[BEGIN DATA FOR THE TASK]

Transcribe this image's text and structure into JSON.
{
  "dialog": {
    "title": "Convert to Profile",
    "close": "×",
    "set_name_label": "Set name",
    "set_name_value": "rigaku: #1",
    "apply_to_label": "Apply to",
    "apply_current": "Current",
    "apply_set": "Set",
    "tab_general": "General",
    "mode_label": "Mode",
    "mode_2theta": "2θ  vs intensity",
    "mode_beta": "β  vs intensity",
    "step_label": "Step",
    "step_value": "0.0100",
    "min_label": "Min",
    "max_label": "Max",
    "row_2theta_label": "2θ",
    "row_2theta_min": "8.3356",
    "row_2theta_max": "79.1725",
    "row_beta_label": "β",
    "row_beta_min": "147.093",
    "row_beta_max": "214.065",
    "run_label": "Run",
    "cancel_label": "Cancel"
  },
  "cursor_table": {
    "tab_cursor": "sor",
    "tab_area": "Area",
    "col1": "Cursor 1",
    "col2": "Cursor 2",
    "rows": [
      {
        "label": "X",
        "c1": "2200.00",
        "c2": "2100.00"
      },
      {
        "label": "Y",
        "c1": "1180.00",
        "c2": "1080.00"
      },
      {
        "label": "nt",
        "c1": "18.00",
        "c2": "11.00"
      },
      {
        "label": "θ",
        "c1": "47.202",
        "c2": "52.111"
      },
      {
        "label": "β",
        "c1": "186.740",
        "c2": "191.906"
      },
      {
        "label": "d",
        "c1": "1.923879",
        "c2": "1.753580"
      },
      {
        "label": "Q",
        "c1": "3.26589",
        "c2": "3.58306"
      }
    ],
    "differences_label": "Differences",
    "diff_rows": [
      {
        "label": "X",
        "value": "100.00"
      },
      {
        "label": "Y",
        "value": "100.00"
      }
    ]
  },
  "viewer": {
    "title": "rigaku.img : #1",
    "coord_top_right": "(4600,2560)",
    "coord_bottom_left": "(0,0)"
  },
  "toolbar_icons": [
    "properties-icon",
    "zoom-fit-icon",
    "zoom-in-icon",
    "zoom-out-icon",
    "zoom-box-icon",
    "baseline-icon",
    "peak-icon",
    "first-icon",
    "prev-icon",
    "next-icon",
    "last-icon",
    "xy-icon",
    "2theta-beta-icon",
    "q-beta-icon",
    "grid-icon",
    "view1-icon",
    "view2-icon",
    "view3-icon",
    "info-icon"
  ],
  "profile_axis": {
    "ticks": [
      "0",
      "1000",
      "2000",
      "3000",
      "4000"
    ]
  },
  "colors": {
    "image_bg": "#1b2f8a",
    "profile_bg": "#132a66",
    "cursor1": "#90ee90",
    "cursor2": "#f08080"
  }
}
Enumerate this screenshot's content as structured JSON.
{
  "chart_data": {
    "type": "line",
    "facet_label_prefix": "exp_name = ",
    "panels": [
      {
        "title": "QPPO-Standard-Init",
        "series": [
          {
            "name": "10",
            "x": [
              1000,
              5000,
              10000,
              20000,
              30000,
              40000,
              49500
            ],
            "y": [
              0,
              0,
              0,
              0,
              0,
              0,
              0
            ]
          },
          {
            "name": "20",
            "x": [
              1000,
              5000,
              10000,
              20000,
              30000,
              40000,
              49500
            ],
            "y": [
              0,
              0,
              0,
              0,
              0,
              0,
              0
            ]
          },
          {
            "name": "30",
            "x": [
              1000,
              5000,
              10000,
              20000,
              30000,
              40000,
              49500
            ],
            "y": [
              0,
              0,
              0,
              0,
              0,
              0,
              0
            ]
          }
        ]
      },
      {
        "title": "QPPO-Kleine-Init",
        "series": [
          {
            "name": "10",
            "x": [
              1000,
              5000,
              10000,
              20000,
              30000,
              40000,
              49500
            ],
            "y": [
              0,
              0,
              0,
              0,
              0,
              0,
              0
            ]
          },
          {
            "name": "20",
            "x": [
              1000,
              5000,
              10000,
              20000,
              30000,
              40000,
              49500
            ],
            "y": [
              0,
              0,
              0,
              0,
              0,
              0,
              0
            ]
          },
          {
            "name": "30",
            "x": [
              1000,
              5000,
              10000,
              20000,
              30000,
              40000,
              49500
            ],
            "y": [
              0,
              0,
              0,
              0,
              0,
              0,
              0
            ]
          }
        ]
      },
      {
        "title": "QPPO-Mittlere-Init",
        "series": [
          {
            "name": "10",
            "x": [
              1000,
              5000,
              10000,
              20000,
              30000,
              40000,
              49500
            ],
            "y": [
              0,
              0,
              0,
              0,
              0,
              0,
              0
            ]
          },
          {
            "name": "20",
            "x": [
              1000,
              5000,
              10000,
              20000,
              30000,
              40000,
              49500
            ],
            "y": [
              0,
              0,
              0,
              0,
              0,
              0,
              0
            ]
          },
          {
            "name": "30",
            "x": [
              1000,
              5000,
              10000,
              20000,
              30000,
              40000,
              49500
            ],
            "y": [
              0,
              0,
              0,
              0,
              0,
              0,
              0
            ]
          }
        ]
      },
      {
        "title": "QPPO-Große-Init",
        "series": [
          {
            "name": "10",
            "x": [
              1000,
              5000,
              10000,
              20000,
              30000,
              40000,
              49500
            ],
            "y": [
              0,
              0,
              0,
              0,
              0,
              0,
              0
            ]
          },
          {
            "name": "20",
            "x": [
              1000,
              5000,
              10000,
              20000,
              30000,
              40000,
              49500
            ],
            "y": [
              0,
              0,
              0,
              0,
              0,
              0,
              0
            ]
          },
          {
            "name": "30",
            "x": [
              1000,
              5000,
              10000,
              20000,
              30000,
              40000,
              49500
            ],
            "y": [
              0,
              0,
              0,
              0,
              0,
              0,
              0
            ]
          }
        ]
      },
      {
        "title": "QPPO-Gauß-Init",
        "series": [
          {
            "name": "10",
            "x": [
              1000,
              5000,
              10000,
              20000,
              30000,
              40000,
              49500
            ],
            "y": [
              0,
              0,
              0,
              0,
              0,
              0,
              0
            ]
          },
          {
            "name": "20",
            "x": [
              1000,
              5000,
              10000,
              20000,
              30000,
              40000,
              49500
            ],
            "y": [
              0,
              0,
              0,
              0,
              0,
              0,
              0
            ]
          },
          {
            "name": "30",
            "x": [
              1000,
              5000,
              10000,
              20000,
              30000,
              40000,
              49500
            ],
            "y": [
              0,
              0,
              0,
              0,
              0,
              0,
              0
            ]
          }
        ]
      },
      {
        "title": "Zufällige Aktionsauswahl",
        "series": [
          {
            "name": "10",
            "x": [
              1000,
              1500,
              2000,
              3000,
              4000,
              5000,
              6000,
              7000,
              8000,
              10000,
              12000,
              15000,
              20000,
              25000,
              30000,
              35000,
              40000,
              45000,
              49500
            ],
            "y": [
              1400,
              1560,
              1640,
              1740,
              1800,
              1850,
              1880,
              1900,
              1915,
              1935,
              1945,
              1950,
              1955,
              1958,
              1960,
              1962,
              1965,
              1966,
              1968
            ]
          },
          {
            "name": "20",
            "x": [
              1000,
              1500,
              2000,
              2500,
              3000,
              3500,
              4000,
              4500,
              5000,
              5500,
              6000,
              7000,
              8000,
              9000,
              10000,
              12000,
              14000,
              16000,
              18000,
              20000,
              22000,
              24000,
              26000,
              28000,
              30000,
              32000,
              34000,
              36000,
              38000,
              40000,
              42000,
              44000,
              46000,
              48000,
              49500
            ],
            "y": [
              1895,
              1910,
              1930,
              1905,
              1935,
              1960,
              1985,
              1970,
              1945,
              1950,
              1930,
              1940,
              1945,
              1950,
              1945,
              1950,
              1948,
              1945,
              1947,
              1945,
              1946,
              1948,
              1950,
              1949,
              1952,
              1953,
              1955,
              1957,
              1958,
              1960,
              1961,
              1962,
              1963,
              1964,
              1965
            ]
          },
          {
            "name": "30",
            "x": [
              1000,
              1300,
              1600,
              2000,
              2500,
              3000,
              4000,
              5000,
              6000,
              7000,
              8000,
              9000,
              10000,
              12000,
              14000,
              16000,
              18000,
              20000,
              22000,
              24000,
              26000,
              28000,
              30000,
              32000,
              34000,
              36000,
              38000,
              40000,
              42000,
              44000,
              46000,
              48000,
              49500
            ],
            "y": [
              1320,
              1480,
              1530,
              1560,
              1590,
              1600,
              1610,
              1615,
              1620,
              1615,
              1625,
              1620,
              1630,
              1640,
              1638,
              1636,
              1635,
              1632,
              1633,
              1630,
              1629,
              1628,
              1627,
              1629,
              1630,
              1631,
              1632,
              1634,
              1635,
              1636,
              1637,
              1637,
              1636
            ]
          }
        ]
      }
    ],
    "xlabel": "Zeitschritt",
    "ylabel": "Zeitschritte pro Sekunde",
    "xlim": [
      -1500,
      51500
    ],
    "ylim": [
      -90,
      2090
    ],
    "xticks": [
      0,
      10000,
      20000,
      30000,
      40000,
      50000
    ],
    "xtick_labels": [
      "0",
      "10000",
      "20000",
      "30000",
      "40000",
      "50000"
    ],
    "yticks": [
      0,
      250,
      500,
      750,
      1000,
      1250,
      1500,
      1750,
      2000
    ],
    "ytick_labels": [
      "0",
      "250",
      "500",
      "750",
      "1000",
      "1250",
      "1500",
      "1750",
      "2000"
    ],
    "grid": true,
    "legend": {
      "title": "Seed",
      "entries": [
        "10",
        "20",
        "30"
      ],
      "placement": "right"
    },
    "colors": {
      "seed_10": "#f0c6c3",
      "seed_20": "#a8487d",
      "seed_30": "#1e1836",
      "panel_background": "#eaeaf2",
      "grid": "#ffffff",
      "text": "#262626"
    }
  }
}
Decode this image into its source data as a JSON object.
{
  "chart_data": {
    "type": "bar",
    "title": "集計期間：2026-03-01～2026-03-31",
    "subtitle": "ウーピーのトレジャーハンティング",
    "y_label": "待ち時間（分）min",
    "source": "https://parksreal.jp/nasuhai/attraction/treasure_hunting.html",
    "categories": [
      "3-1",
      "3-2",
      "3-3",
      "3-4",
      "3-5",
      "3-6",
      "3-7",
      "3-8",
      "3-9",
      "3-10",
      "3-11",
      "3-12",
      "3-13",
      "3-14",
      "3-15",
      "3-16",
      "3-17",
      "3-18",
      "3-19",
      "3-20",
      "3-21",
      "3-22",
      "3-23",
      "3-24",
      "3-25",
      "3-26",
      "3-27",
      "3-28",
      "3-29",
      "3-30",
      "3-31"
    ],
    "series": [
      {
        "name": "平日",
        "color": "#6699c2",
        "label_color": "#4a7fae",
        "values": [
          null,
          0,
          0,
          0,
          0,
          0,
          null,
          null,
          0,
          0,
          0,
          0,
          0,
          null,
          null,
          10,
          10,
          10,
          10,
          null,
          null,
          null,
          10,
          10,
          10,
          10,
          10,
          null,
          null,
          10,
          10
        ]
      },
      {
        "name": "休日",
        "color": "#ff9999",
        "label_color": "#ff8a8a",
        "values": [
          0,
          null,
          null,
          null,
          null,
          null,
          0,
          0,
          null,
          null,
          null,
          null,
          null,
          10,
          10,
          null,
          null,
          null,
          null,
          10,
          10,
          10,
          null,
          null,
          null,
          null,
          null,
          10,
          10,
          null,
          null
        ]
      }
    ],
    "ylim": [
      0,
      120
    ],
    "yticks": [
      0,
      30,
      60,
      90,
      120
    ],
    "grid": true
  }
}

[END DATA FOR THE TASK]

**WHAT THE TASK REQUIRES:** Your task is to gather all lines from the entries above that hold the word "zoom".

**SOLUTION TO THE PROBLEM:**
    "zoom-fit-icon",
    "zoom-in-icon",
    "zoom-out-icon",
    "zoom-box-icon",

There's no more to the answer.